* _The exercise_
Where a line contains the string "source", copy that line.

* _Supplied material_
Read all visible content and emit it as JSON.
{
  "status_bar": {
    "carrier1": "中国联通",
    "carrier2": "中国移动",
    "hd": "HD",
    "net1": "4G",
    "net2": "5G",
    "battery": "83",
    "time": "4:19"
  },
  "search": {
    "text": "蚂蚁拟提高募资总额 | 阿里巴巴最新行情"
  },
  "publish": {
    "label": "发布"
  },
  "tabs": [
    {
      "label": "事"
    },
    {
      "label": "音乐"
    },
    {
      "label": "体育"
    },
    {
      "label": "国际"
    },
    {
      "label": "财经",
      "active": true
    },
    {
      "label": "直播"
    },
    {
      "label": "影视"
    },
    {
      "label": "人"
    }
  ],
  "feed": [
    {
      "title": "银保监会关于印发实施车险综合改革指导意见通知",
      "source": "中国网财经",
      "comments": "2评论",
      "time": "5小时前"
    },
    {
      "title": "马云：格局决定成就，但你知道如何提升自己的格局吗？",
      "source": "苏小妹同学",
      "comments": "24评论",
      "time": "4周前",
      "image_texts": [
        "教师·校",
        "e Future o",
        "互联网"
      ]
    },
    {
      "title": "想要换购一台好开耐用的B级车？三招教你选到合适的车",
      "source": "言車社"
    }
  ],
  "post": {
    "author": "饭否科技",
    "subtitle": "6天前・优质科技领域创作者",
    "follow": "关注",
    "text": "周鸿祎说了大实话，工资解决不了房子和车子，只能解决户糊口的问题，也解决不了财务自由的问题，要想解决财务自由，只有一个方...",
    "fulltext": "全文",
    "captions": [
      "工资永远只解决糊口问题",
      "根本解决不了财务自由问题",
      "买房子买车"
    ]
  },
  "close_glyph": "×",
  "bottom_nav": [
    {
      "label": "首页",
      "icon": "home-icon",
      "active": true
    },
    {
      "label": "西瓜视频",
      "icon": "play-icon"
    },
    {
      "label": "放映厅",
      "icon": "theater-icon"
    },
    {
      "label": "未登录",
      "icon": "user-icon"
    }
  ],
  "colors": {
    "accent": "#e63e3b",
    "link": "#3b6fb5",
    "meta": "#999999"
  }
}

* _Answer to this task_
      "source": "中国网财经",
      "source": "苏小妹同学",
      "source": "言車社"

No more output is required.